* _Stated problem_
Sift the listing for lines that hold the string "text" and pull them out.

Collected data:
************
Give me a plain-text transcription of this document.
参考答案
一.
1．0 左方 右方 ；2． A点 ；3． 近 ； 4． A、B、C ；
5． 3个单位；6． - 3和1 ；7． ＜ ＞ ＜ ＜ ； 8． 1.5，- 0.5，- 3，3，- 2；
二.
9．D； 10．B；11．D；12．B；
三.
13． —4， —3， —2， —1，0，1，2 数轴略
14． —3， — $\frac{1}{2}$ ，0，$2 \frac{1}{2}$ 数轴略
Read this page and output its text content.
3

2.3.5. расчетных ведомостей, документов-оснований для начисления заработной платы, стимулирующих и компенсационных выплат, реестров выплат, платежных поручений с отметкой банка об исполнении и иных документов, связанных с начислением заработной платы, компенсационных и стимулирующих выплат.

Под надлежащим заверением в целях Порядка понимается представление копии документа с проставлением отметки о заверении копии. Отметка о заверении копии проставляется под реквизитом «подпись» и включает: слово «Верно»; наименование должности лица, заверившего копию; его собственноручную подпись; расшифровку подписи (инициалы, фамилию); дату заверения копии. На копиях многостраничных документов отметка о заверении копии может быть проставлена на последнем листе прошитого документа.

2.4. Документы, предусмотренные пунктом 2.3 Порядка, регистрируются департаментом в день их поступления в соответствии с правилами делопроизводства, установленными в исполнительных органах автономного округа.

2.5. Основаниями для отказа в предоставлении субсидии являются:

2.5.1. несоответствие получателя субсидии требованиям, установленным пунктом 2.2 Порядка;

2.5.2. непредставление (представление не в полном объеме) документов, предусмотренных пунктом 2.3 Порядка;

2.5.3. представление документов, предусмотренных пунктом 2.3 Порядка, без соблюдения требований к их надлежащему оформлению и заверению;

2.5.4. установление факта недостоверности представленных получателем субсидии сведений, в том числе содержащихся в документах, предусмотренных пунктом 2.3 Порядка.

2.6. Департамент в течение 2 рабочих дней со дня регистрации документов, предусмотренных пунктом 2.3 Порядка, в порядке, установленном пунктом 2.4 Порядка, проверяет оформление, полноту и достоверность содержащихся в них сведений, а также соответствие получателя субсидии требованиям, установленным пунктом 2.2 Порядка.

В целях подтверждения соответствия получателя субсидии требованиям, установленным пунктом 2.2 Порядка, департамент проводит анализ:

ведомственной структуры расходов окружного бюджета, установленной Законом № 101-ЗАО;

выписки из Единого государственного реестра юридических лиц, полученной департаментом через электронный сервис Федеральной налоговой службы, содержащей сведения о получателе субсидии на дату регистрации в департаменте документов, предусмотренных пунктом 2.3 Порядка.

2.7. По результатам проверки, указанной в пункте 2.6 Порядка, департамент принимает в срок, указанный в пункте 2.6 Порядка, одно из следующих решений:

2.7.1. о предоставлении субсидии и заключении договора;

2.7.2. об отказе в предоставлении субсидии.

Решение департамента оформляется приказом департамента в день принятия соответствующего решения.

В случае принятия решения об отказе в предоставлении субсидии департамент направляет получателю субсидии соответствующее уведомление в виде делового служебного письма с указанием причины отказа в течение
************
* _Complete response_
Give me a plain-text transcription of this document.
Read this page and output its text content.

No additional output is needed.